■ **Given entries**:
----

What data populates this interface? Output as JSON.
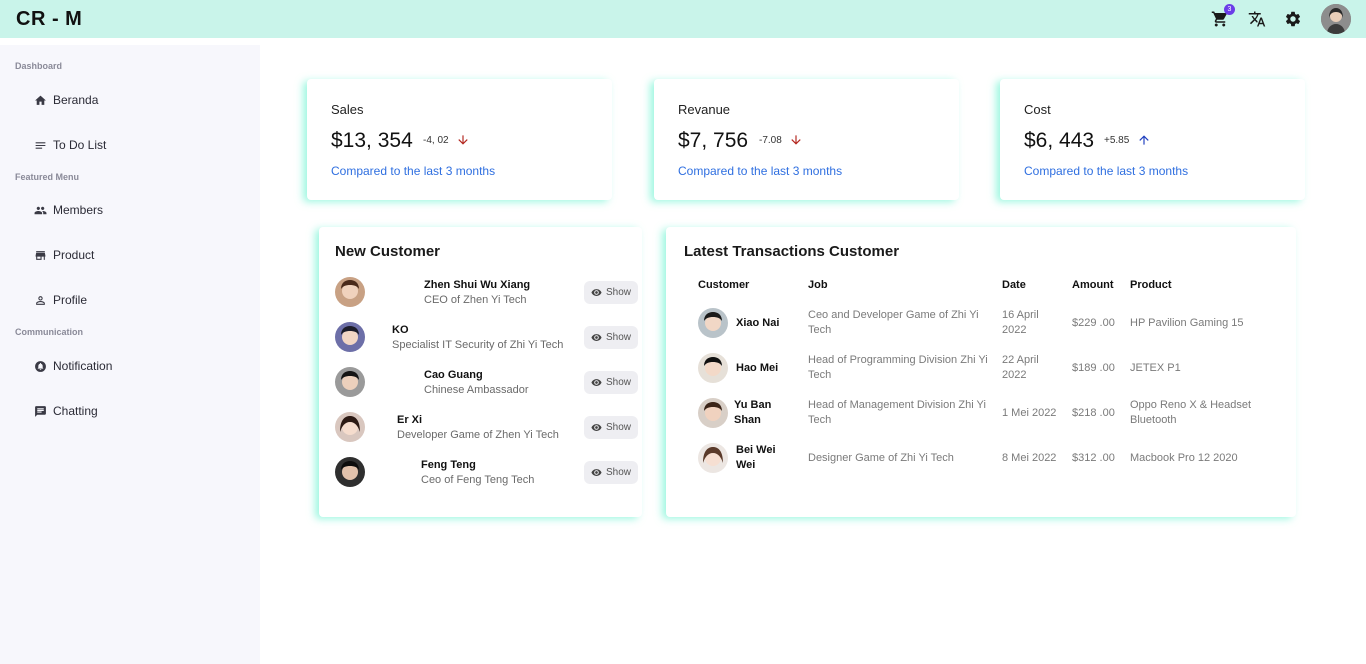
{
  "app": {
    "title": "CR - M"
  },
  "topbar": {
    "cart_count": "3"
  },
  "sidebar": {
    "sections": [
      {
        "label": "Dashboard",
        "items": [
          {
            "label": "Beranda",
            "icon": "home-icon"
          },
          {
            "label": "To Do List",
            "icon": "list-icon"
          }
        ]
      },
      {
        "label": "Featured Menu",
        "items": [
          {
            "label": "Members",
            "icon": "people-icon"
          },
          {
            "label": "Product",
            "icon": "store-icon"
          },
          {
            "label": "Profile",
            "icon": "person-icon"
          }
        ]
      },
      {
        "label": "Communication",
        "items": [
          {
            "label": "Notification",
            "icon": "bell-icon"
          },
          {
            "label": "Chatting",
            "icon": "chat-icon"
          }
        ]
      }
    ]
  },
  "stats": [
    {
      "title": "Sales",
      "value": "$13, 354",
      "delta": "-4, 02",
      "trend": "down",
      "link": "Compared to the last 3 months"
    },
    {
      "title": "Revanue",
      "value": "$7, 756",
      "delta": "-7.08",
      "trend": "down",
      "link": "Compared to the last 3 months"
    },
    {
      "title": "Cost",
      "value": "$6, 443",
      "delta": "+5.85",
      "trend": "up",
      "link": "Compared to the last 3 months"
    }
  ],
  "colors": {
    "topbar": "#c9f4ea",
    "accent_glow": "#50f0c8",
    "link": "#2f6fe0",
    "down": "#b3261e",
    "up": "#1f3fbf",
    "badge": "#6a3de8"
  },
  "new_customer": {
    "title": "New Customer",
    "show_label": "Show",
    "items": [
      {
        "name": "Zhen Shui Wu Xiang",
        "role": "CEO of Zhen Yi Tech"
      },
      {
        "name": "KO",
        "role": "Specialist IT Security of Zhi Yi Tech"
      },
      {
        "name": "Cao Guang",
        "role": "Chinese Ambassador"
      },
      {
        "name": "Er Xi",
        "role": "Developer Game of Zhen Yi Tech"
      },
      {
        "name": "Feng Teng",
        "role": "Ceo of Feng Teng Tech"
      }
    ]
  },
  "transactions": {
    "title": "Latest Transactions Customer",
    "headers": {
      "customer": "Customer",
      "job": "Job",
      "date": "Date",
      "amount": "Amount",
      "product": "Product"
    },
    "rows": [
      {
        "customer": "Xiao Nai",
        "job": "Ceo and Developer Game of Zhi Yi Tech",
        "date": "16 April 2022",
        "amount": "$229 .00",
        "product": "HP Pavilion Gaming 15"
      },
      {
        "customer": "Hao Mei",
        "job": "Head of Programming Division Zhi Yi Tech",
        "date": "22 April 2022",
        "amount": "$189 .00",
        "product": "JETEX P1"
      },
      {
        "customer": "Yu Ban Shan",
        "job": "Head of Management Division Zhi Yi Tech",
        "date": "1 Mei 2022",
        "amount": "$218 .00",
        "product": "Oppo Reno X & Headset Bluetooth"
      },
      {
        "customer": "Bei Wei Wei",
        "job": "Designer Game of Zhi Yi Tech",
        "date": "8 Mei 2022",
        "amount": "$312 .00",
        "product": "Macbook Pro 12 2020"
      }
    ]
  }
}
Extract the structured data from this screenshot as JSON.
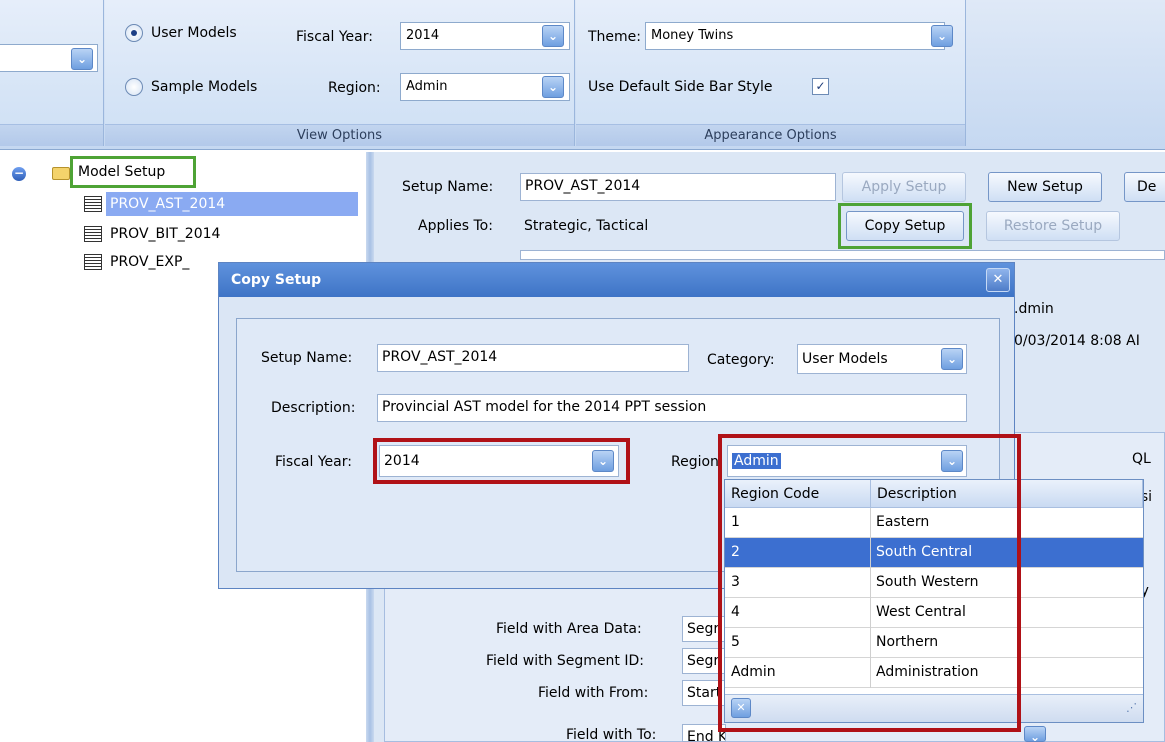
{
  "ribbon": {
    "view_options": {
      "user_models": "User Models",
      "sample_models": "Sample Models",
      "fiscal_year_label": "Fiscal Year:",
      "fiscal_year_value": "2014",
      "region_label": "Region:",
      "region_value": "Admin",
      "group_label": "View Options"
    },
    "appearance_options": {
      "theme_label": "Theme:",
      "theme_value": "Money Twins",
      "default_side_bar": "Use Default Side Bar Style",
      "group_label": "Appearance Options"
    }
  },
  "tree": {
    "root": "Model Setup",
    "items": [
      "PROV_AST_2014",
      "PROV_BIT_2014",
      "PROV_EXP_"
    ]
  },
  "setup": {
    "setup_name_label": "Setup Name:",
    "setup_name_value": "PROV_AST_2014",
    "applies_to_label": "Applies To:",
    "applies_to_value": "Strategic, Tactical",
    "apply_setup": "Apply Setup",
    "new_setup": "New Setup",
    "de_cut": "De",
    "copy_setup": "Copy Setup",
    "restore_setup": "Restore Setup",
    "admin_cut": ".dmin",
    "date_cut": "0/03/2014 8:08 AI",
    "ql_cut": "QL",
    "usi_cut": "usi",
    "ay_cut": "ay",
    "fields": [
      {
        "label": "Field with Area Data:",
        "value": "Segr"
      },
      {
        "label": "Field with Segment ID:",
        "value": "Segr"
      },
      {
        "label": "Field with From:",
        "value": "Start"
      },
      {
        "label": "Field with To:",
        "value": "End Km"
      }
    ]
  },
  "dialog": {
    "title": "Copy Setup",
    "setup_name_label": "Setup Name:",
    "setup_name_value": "PROV_AST_2014",
    "category_label": "Category:",
    "category_value": "User Models",
    "description_label": "Description:",
    "description_value": "Provincial AST model for the 2014 PPT session",
    "fiscal_year_label": "Fiscal Year:",
    "fiscal_year_value": "2014",
    "region_label": "Region:",
    "region_value": "Admin"
  },
  "region_dropdown": {
    "columns": [
      "Region Code",
      "Description"
    ],
    "rows": [
      {
        "code": "1",
        "desc": "Eastern"
      },
      {
        "code": "2",
        "desc": "South Central"
      },
      {
        "code": "3",
        "desc": "South Western"
      },
      {
        "code": "4",
        "desc": "West Central"
      },
      {
        "code": "5",
        "desc": "Northern"
      },
      {
        "code": "Admin",
        "desc": "Administration"
      }
    ],
    "selected_index": 1
  },
  "colors": {
    "highlight_green": "#4ea335",
    "highlight_red": "#b01117",
    "selection_blue": "#3c6fd0"
  }
}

----

■ **Task details**: State how many lines of the listing include "April", and nothing more.

■ **The completed task**: 2